WHAT YOU ARE ASKED TO DO =>
Present the data once more in exactly its original form.

RECORDED DATA =>
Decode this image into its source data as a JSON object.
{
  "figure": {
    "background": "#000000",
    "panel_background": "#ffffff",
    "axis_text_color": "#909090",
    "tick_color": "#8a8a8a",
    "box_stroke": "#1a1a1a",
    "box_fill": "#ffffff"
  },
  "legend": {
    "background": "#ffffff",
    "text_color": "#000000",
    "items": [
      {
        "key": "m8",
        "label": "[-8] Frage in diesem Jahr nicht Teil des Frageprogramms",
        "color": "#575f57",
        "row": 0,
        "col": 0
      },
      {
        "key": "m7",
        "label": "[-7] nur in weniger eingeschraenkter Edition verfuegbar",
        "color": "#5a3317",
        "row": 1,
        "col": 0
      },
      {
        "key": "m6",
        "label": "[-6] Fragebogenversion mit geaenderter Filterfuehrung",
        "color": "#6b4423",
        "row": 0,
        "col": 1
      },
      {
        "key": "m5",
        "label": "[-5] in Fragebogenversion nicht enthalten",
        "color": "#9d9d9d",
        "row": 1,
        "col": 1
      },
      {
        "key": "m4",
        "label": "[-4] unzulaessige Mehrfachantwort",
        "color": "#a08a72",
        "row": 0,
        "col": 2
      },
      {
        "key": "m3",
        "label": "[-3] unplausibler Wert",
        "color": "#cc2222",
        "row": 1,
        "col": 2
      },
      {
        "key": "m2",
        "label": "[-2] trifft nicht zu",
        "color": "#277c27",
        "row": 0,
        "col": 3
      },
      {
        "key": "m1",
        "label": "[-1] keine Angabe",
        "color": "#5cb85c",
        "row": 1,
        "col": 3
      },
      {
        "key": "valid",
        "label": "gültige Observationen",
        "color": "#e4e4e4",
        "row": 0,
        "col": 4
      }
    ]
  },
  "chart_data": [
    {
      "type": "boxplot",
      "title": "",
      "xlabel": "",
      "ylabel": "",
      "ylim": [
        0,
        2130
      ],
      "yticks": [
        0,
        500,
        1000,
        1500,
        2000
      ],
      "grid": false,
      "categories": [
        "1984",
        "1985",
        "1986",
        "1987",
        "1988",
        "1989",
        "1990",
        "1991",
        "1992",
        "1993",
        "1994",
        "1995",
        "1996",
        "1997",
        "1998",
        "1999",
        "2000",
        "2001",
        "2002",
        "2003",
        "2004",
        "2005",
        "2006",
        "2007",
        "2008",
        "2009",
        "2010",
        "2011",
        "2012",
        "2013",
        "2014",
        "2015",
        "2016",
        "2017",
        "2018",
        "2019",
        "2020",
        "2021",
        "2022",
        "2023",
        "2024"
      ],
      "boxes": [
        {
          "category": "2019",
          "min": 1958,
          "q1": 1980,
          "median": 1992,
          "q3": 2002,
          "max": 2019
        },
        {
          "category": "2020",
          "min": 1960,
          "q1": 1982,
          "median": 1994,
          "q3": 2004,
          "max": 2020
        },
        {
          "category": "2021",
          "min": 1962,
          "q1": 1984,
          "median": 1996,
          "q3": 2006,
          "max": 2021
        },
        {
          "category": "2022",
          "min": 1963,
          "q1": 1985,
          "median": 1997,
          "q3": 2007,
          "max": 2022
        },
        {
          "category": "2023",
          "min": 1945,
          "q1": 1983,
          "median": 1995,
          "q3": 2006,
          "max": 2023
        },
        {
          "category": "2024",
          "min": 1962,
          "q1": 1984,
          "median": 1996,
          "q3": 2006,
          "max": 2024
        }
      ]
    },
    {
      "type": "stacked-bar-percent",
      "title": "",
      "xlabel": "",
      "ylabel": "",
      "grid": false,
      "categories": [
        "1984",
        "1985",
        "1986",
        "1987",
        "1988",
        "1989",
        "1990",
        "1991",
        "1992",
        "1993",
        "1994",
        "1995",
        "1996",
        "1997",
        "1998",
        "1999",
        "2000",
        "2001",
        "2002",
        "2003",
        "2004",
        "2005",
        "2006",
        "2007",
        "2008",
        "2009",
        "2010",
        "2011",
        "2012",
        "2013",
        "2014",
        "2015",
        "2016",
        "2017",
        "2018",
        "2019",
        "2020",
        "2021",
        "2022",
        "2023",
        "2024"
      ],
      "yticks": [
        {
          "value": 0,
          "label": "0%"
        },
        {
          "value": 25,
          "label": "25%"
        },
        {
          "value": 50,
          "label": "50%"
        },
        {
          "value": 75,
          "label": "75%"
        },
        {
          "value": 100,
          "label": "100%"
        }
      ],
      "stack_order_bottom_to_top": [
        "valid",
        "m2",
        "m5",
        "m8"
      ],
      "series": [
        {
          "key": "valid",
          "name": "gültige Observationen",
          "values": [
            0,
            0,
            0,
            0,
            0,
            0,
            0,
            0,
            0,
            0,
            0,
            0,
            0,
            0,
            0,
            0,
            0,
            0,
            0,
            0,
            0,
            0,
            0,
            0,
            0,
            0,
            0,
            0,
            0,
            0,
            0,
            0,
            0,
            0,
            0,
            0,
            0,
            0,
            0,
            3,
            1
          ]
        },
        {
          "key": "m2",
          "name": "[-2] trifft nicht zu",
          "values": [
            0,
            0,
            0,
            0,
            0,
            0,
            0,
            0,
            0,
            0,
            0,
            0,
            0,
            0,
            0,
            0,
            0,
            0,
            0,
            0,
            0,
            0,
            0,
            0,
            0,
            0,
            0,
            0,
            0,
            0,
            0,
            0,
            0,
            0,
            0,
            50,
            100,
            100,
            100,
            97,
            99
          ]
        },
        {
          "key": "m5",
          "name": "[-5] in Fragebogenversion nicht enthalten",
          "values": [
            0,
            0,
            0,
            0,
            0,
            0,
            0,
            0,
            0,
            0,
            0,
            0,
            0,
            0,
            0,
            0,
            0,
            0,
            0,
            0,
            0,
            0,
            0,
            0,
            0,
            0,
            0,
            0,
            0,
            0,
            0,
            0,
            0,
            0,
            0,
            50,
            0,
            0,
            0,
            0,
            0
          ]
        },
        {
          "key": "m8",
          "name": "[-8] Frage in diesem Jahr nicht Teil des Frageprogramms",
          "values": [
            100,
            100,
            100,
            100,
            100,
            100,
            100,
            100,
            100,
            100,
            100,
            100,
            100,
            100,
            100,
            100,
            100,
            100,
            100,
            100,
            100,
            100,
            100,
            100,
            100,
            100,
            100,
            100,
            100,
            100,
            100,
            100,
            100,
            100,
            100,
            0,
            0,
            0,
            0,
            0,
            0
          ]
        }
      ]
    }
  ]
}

FINISHED ANSWER =>
Decode this image into its source data as a JSON object.
{
  "figure": {
    "background": "#000000",
    "panel_background": "#ffffff",
    "axis_text_color": "#909090",
    "tick_color": "#8a8a8a",
    "box_stroke": "#1a1a1a",
    "box_fill": "#ffffff"
  },
  "legend": {
    "background": "#ffffff",
    "text_color": "#000000",
    "items": [
      {
        "key": "m8",
        "label": "[-8] Frage in diesem Jahr nicht Teil des Frageprogramms",
        "color": "#575f57",
        "row": 0,
        "col": 0
      },
      {
        "key": "m7",
        "label": "[-7] nur in weniger eingeschraenkter Edition verfuegbar",
        "color": "#5a3317",
        "row": 1,
        "col": 0
      },
      {
        "key": "m6",
        "label": "[-6] Fragebogenversion mit geaenderter Filterfuehrung",
        "color": "#6b4423",
        "row": 0,
        "col": 1
      },
      {
        "key": "m5",
        "label": "[-5] in Fragebogenversion nicht enthalten",
        "color": "#9d9d9d",
        "row": 1,
        "col": 1
      },
      {
        "key": "m4",
        "label": "[-4] unzulaessige Mehrfachantwort",
        "color": "#a08a72",
        "row": 0,
        "col": 2
      },
      {
        "key": "m3",
        "label": "[-3] unplausibler Wert",
        "color": "#cc2222",
        "row": 1,
        "col": 2
      },
      {
        "key": "m2",
        "label": "[-2] trifft nicht zu",
        "color": "#277c27",
        "row": 0,
        "col": 3
      },
      {
        "key": "m1",
        "label": "[-1] keine Angabe",
        "color": "#5cb85c",
        "row": 1,
        "col": 3
      },
      {
        "key": "valid",
        "label": "gültige Observationen",
        "color": "#e4e4e4",
        "row": 0,
        "col": 4
      }
    ]
  },
  "chart_data": [
    {
      "type": "boxplot",
      "title": "",
      "xlabel": "",
      "ylabel": "",
      "ylim": [
        0,
        2130
      ],
      "yticks": [
        0,
        500,
        1000,
        1500,
        2000
      ],
      "grid": false,
      "categories": [
        "1984",
        "1985",
        "1986",
        "1987",
        "1988",
        "1989",
        "1990",
        "1991",
        "1992",
        "1993",
        "1994",
        "1995",
        "1996",
        "1997",
        "1998",
        "1999",
        "2000",
        "2001",
        "2002",
        "2003",
        "2004",
        "2005",
        "2006",
        "2007",
        "2008",
        "2009",
        "2010",
        "2011",
        "2012",
        "2013",
        "2014",
        "2015",
        "2016",
        "2017",
        "2018",
        "2019",
        "2020",
        "2021",
        "2022",
        "2023",
        "2024"
      ],
      "boxes": [
        {
          "category": "2019",
          "min": 1958,
          "q1": 1980,
          "median": 1992,
          "q3": 2002,
          "max": 2019
        },
        {
          "category": "2020",
          "min": 1960,
          "q1": 1982,
          "median": 1994,
          "q3": 2004,
          "max": 2020
        },
        {
          "category": "2021",
          "min": 1962,
          "q1": 1984,
          "median": 1996,
          "q3": 2006,
          "max": 2021
        },
        {
          "category": "2022",
          "min": 1963,
          "q1": 1985,
          "median": 1997,
          "q3": 2007,
          "max": 2022
        },
        {
          "category": "2023",
          "min": 1945,
          "q1": 1983,
          "median": 1995,
          "q3": 2006,
          "max": 2023
        },
        {
          "category": "2024",
          "min": 1962,
          "q1": 1984,
          "median": 1996,
          "q3": 2006,
          "max": 2024
        }
      ]
    },
    {
      "type": "stacked-bar-percent",
      "title": "",
      "xlabel": "",
      "ylabel": "",
      "grid": false,
      "categories": [
        "1984",
        "1985",
        "1986",
        "1987",
        "1988",
        "1989",
        "1990",
        "1991",
        "1992",
        "1993",
        "1994",
        "1995",
        "1996",
        "1997",
        "1998",
        "1999",
        "2000",
        "2001",
        "2002",
        "2003",
        "2004",
        "2005",
        "2006",
        "2007",
        "2008",
        "2009",
        "2010",
        "2011",
        "2012",
        "2013",
        "2014",
        "2015",
        "2016",
        "2017",
        "2018",
        "2019",
        "2020",
        "2021",
        "2022",
        "2023",
        "2024"
      ],
      "yticks": [
        {
          "value": 0,
          "label": "0%"
        },
        {
          "value": 25,
          "label": "25%"
        },
        {
          "value": 50,
          "label": "50%"
        },
        {
          "value": 75,
          "label": "75%"
        },
        {
          "value": 100,
          "label": "100%"
        }
      ],
      "stack_order_bottom_to_top": [
        "valid",
        "m2",
        "m5",
        "m8"
      ],
      "series": [
        {
          "key": "valid",
          "name": "gültige Observationen",
          "values": [
            0,
            0,
            0,
            0,
            0,
            0,
            0,
            0,
            0,
            0,
            0,
            0,
            0,
            0,
            0,
            0,
            0,
            0,
            0,
            0,
            0,
            0,
            0,
            0,
            0,
            0,
            0,
            0,
            0,
            0,
            0,
            0,
            0,
            0,
            0,
            0,
            0,
            0,
            0,
            3,
            1
          ]
        },
        {
          "key": "m2",
          "name": "[-2] trifft nicht zu",
          "values": [
            0,
            0,
            0,
            0,
            0,
            0,
            0,
            0,
            0,
            0,
            0,
            0,
            0,
            0,
            0,
            0,
            0,
            0,
            0,
            0,
            0,
            0,
            0,
            0,
            0,
            0,
            0,
            0,
            0,
            0,
            0,
            0,
            0,
            0,
            0,
            50,
            100,
            100,
            100,
            97,
            99
          ]
        },
        {
          "key": "m5",
          "name": "[-5] in Fragebogenversion nicht enthalten",
          "values": [
            0,
            0,
            0,
            0,
            0,
            0,
            0,
            0,
            0,
            0,
            0,
            0,
            0,
            0,
            0,
            0,
            0,
            0,
            0,
            0,
            0,
            0,
            0,
            0,
            0,
            0,
            0,
            0,
            0,
            0,
            0,
            0,
            0,
            0,
            0,
            50,
            0,
            0,
            0,
            0,
            0
          ]
        },
        {
          "key": "m8",
          "name": "[-8] Frage in diesem Jahr nicht Teil des Frageprogramms",
          "values": [
            100,
            100,
            100,
            100,
            100,
            100,
            100,
            100,
            100,
            100,
            100,
            100,
            100,
            100,
            100,
            100,
            100,
            100,
            100,
            100,
            100,
            100,
            100,
            100,
            100,
            100,
            100,
            100,
            100,
            100,
            100,
            100,
            100,
            100,
            100,
            0,
            0,
            0,
            0,
            0,
            0
          ]
        }
      ]
    }
  ]
}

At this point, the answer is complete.